EXERCISE REQUIREMENTS
Quote every entry word for word.

==*==

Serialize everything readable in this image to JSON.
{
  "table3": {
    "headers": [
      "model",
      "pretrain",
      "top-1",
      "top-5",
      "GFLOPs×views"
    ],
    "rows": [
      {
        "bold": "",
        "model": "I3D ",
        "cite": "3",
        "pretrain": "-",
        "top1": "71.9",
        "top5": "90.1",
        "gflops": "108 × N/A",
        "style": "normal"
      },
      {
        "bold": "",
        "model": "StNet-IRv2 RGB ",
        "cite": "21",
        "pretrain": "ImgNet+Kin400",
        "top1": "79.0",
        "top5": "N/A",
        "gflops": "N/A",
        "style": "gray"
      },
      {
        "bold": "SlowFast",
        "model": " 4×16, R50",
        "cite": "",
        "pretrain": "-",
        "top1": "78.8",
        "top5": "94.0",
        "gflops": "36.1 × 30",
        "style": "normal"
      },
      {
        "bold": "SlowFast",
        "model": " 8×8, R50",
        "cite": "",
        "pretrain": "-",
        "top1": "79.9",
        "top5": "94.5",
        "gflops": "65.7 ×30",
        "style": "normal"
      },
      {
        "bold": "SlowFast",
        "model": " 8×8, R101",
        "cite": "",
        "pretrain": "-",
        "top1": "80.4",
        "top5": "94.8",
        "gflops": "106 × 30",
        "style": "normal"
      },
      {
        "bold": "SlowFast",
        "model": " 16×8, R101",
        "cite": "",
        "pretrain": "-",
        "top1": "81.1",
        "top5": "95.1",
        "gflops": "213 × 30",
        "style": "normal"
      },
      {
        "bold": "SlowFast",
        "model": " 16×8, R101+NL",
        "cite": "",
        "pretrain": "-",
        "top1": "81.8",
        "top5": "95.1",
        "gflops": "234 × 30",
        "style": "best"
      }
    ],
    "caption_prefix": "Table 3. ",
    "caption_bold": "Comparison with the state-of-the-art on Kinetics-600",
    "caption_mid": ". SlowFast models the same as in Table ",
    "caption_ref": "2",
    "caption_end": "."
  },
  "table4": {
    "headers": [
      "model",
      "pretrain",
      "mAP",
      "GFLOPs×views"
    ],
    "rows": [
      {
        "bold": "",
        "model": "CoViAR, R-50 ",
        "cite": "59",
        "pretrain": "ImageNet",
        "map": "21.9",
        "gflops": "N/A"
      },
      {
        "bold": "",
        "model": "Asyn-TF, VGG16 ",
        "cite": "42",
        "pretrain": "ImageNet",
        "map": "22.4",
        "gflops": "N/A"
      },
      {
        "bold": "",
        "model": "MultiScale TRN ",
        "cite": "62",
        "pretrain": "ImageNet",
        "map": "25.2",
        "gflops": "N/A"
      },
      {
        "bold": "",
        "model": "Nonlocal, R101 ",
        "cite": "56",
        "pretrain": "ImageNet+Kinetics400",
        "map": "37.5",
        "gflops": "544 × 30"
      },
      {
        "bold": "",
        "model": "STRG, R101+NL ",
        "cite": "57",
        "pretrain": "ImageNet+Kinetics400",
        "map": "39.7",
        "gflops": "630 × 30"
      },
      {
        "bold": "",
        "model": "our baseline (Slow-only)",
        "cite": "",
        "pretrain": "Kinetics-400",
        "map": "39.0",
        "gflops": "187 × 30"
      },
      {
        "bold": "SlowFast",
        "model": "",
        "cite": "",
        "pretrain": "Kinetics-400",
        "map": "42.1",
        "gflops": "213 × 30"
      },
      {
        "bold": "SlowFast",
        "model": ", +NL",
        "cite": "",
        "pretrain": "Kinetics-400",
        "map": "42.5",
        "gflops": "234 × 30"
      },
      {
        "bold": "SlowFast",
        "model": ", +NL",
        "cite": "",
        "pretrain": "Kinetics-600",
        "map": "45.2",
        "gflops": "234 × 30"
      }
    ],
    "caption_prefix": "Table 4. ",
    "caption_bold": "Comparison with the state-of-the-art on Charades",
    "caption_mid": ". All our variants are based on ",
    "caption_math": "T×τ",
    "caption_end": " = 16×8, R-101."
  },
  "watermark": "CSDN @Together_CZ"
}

==*==

ANSWER TO THE TASK
Serialize everything readable in this image to JSON.
{
  "table3": {
    "headers": [
      "model",
      "pretrain",
      "top-1",
      "top-5",
      "GFLOPs×views"
    ],
    "rows": [
      {
        "bold": "",
        "model": "I3D ",
        "cite": "3",
        "pretrain": "-",
        "top1": "71.9",
        "top5": "90.1",
        "gflops": "108 × N/A",
        "style": "normal"
      },
      {
        "bold": "",
        "model": "StNet-IRv2 RGB ",
        "cite": "21",
        "pretrain": "ImgNet+Kin400",
        "top1": "79.0",
        "top5": "N/A",
        "gflops": "N/A",
        "style": "gray"
      },
      {
        "bold": "SlowFast",
        "model": " 4×16, R50",
        "cite": "",
        "pretrain": "-",
        "top1": "78.8",
        "top5": "94.0",
        "gflops": "36.1 × 30",
        "style": "normal"
      },
      {
        "bold": "SlowFast",
        "model": " 8×8, R50",
        "cite": "",
        "pretrain": "-",
        "top1": "79.9",
        "top5": "94.5",
        "gflops": "65.7 ×30",
        "style": "normal"
      },
      {
        "bold": "SlowFast",
        "model": " 8×8, R101",
        "cite": "",
        "pretrain": "-",
        "top1": "80.4",
        "top5": "94.8",
        "gflops": "106 × 30",
        "style": "normal"
      },
      {
        "bold": "SlowFast",
        "model": " 16×8, R101",
        "cite": "",
        "pretrain": "-",
        "top1": "81.1",
        "top5": "95.1",
        "gflops": "213 × 30",
        "style": "normal"
      },
      {
        "bold": "SlowFast",
        "model": " 16×8, R101+NL",
        "cite": "",
        "pretrain": "-",
        "top1": "81.8",
        "top5": "95.1",
        "gflops": "234 × 30",
        "style": "best"
      }
    ],
    "caption_prefix": "Table 3. ",
    "caption_bold": "Comparison with the state-of-the-art on Kinetics-600",
    "caption_mid": ". SlowFast models the same as in Table ",
    "caption_ref": "2",
    "caption_end": "."
  },
  "table4": {
    "headers": [
      "model",
      "pretrain",
      "mAP",
      "GFLOPs×views"
    ],
    "rows": [
      {
        "bold": "",
        "model": "CoViAR, R-50 ",
        "cite": "59",
        "pretrain": "ImageNet",
        "map": "21.9",
        "gflops": "N/A"
      },
      {
        "bold": "",
        "model": "Asyn-TF, VGG16 ",
        "cite": "42",
        "pretrain": "ImageNet",
        "map": "22.4",
        "gflops": "N/A"
      },
      {
        "bold": "",
        "model": "MultiScale TRN ",
        "cite": "62",
        "pretrain": "ImageNet",
        "map": "25.2",
        "gflops": "N/A"
      },
      {
        "bold": "",
        "model": "Nonlocal, R101 ",
        "cite": "56",
        "pretrain": "ImageNet+Kinetics400",
        "map": "37.5",
        "gflops": "544 × 30"
      },
      {
        "bold": "",
        "model": "STRG, R101+NL ",
        "cite": "57",
        "pretrain": "ImageNet+Kinetics400",
        "map": "39.7",
        "gflops": "630 × 30"
      },
      {
        "bold": "",
        "model": "our baseline (Slow-only)",
        "cite": "",
        "pretrain": "Kinetics-400",
        "map": "39.0",
        "gflops": "187 × 30"
      },
      {
        "bold": "SlowFast",
        "model": "",
        "cite": "",
        "pretrain": "Kinetics-400",
        "map": "42.1",
        "gflops": "213 × 30"
      },
      {
        "bold": "SlowFast",
        "model": ", +NL",
        "cite": "",
        "pretrain": "Kinetics-400",
        "map": "42.5",
        "gflops": "234 × 30"
      },
      {
        "bold": "SlowFast",
        "model": ", +NL",
        "cite": "",
        "pretrain": "Kinetics-600",
        "map": "45.2",
        "gflops": "234 × 30"
      }
    ],
    "caption_prefix": "Table 4. ",
    "caption_bold": "Comparison with the state-of-the-art on Charades",
    "caption_mid": ". All our variants are based on ",
    "caption_math": "T×τ",
    "caption_end": " = 16×8, R-101."
  },
  "watermark": "CSDN @Together_CZ"
}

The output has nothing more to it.